#### [Tarea breve]
Copia otra vez, completo y palabra por palabra, el texto sobre la modernidad.

#### [Texto seleccionado]
-=-=-
Y es que si la modernidad es un mundo de intereses y de representaciones elaborado desde la titánica lucha de la razón humana contra los misterios de la naturaleza y frente a los privilegios de las teocracias, no cabe duda de que en su proceso de desarrollo histórico -desde la Reforma luterana y la revolución inglesa, hasta las teorías de Einstein y la revolución bolchevique-, esa modernidad refundó valores, saberes, certezas, estableció parámetros de acción y de reflexión, imaginó utopías y estuvo siempre con la crítica aguzada y demoledora a punto. Por eso, sin entrar en los permanentes conflictos y contradicciones de las transformaciones modernizadoras, sí que es correcto subrayar como factor común el imperio de la razón que situó al sujeto en la plena conciencia de su historia y como artífice del progreso científico-económico.
-=-=-
#### [Lista de datos]

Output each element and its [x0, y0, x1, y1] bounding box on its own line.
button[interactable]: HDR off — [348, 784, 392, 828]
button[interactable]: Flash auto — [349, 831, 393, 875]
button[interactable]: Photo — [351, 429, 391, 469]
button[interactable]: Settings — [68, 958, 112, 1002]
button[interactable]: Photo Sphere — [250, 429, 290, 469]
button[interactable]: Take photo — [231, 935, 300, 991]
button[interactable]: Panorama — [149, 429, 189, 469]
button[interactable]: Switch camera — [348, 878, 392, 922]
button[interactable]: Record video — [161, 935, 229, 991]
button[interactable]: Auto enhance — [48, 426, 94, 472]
-=-=-
#### [Respuesta]
Y es que si la modernidad es un mundo de intereses y de representaciones elaborado desde la titánica lucha de la razón humana contra los misterios de la naturaleza y frente a los privilegios de las teocracias, no cabe duda de que en su proceso de desarrollo histórico -desde la Reforma luterana y la revolución inglesa, hasta las teorías de Einstein y la revolución bolchevique-, esa modernidad refundó valores, saberes, certezas, estableció parámetros de acción y de reflexión, imaginó utopías y estuvo siempre con la crítica aguzada y demoledora a punto. Por eso, sin entrar en los permanentes conflictos y contradicciones de las transformaciones modernizadoras, sí que es correcto subrayar como factor común el imperio de la razón que situó al sujeto en la plena conciencia de su historia y como artífice del progreso científico-económico.